*YOUR TASK*.
Scan the listing below. Report each line that includes "bases".

*PROVIDED DATA*.
..............................

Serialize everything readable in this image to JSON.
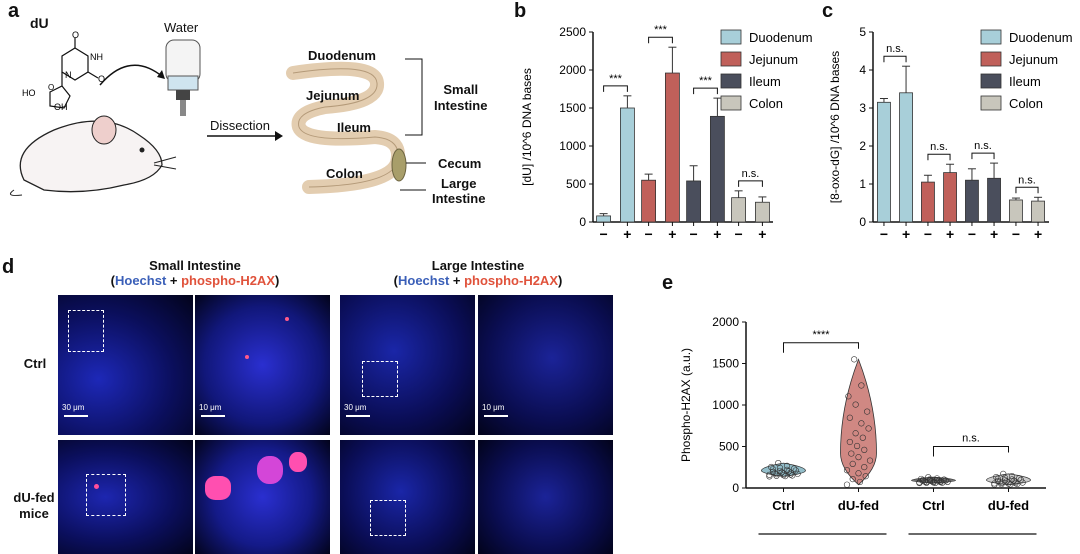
{
  "panels": {
    "a": "a",
    "b": "b",
    "c": "c",
    "d": "d",
    "e": "e"
  },
  "panel_a": {
    "compound": "dU",
    "chem_labels": [
      "O",
      "NH",
      "N",
      "O",
      "HO",
      "OH",
      "O"
    ],
    "water": "Water",
    "arrow_label": "Dissection",
    "gut": {
      "duodenum": "Duodenum",
      "jejunum": "Jejunum",
      "ileum": "Ileum",
      "colon": "Colon",
      "small_intestine": "Small\nIntestine",
      "cecum": "Cecum",
      "large_intestine": "Large\nIntestine"
    }
  },
  "panel_d": {
    "small_title": "Small Intestine",
    "large_title": "Large Intestine",
    "paren_open": "(",
    "paren_close": ")",
    "plus": " + ",
    "stain1": "Hoechst",
    "stain2": "phospho-H2AX",
    "stain1_color": "#3a5fb8",
    "stain2_color": "#e0523b",
    "row1": "Ctrl",
    "row2": "dU-fed\nmice",
    "scale_large": "30 μm",
    "scale_small": "10 μm"
  },
  "chart_data": [
    {
      "id": "b",
      "type": "bar",
      "ylabel": "[dU] /10^6 DNA bases",
      "ylim": [
        0,
        2500
      ],
      "yticks": [
        0,
        500,
        1000,
        1500,
        2000,
        2500
      ],
      "groups": [
        {
          "name": "Duodenum",
          "color": "#a8cfd9",
          "values": [
            80,
            1500
          ],
          "errors": [
            30,
            160
          ],
          "sig": "***"
        },
        {
          "name": "Jejunum",
          "color": "#c0605a",
          "values": [
            550,
            1960
          ],
          "errors": [
            80,
            340
          ],
          "sig": "***"
        },
        {
          "name": "Ileum",
          "color": "#4a4e5c",
          "values": [
            540,
            1390
          ],
          "errors": [
            200,
            240
          ],
          "sig": "***"
        },
        {
          "name": "Colon",
          "color": "#c8c6bc",
          "values": [
            320,
            260
          ],
          "errors": [
            90,
            70
          ],
          "sig": "n.s."
        }
      ],
      "tick_labels": [
        "−",
        "+"
      ],
      "legend": [
        "Duodenum",
        "Jejunum",
        "Ileum",
        "Colon"
      ],
      "legend_position": "top-right"
    },
    {
      "id": "c",
      "type": "bar",
      "ylabel": "[8-oxo-dG] /10^6 DNA bases",
      "ylim": [
        0,
        5
      ],
      "yticks": [
        0,
        1,
        2,
        3,
        4,
        5
      ],
      "groups": [
        {
          "name": "Duodenum",
          "color": "#a8cfd9",
          "values": [
            3.15,
            3.4
          ],
          "errors": [
            0.1,
            0.7
          ],
          "sig": "n.s."
        },
        {
          "name": "Jejunum",
          "color": "#c0605a",
          "values": [
            1.05,
            1.3
          ],
          "errors": [
            0.18,
            0.22
          ],
          "sig": "n.s."
        },
        {
          "name": "Ileum",
          "color": "#4a4e5c",
          "values": [
            1.1,
            1.15
          ],
          "errors": [
            0.3,
            0.4
          ],
          "sig": "n.s."
        },
        {
          "name": "Colon",
          "color": "#c8c6bc",
          "values": [
            0.58,
            0.55
          ],
          "errors": [
            0.05,
            0.1
          ],
          "sig": "n.s."
        }
      ],
      "tick_labels": [
        "−",
        "+"
      ],
      "legend": [
        "Duodenum",
        "Jejunum",
        "Ileum",
        "Colon"
      ],
      "legend_position": "top-right"
    },
    {
      "id": "e",
      "type": "scatter",
      "ylabel": "Phospho-H2AX (a.u.)",
      "ylim": [
        0,
        2000
      ],
      "yticks": [
        0,
        500,
        1000,
        1500,
        2000
      ],
      "categories": [
        "Ctrl",
        "dU-fed",
        "Ctrl",
        "dU-fed"
      ],
      "series": [
        {
          "name": "Ctrl",
          "color": "#6fa8b8",
          "median": 210,
          "min": 140,
          "max": 300
        },
        {
          "name": "dU-fed",
          "color": "#c0605a",
          "median": 420,
          "min": 40,
          "max": 1550
        },
        {
          "name": "Ctrl",
          "color": "#444444",
          "median": 90,
          "min": 60,
          "max": 130
        },
        {
          "name": "dU-fed",
          "color": "#bbbbbb",
          "median": 95,
          "min": 40,
          "max": 170
        }
      ],
      "comparisons": [
        {
          "from": 0,
          "to": 1,
          "label": "****"
        },
        {
          "from": 2,
          "to": 3,
          "label": "n.s."
        }
      ]
    }
  ]
}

..............................

*ANSWER BELOW*.
      "ylabel": "[dU] /10^6 DNA bases",
      "ylabel": "[8-oxo-dG] /10^6 DNA bases",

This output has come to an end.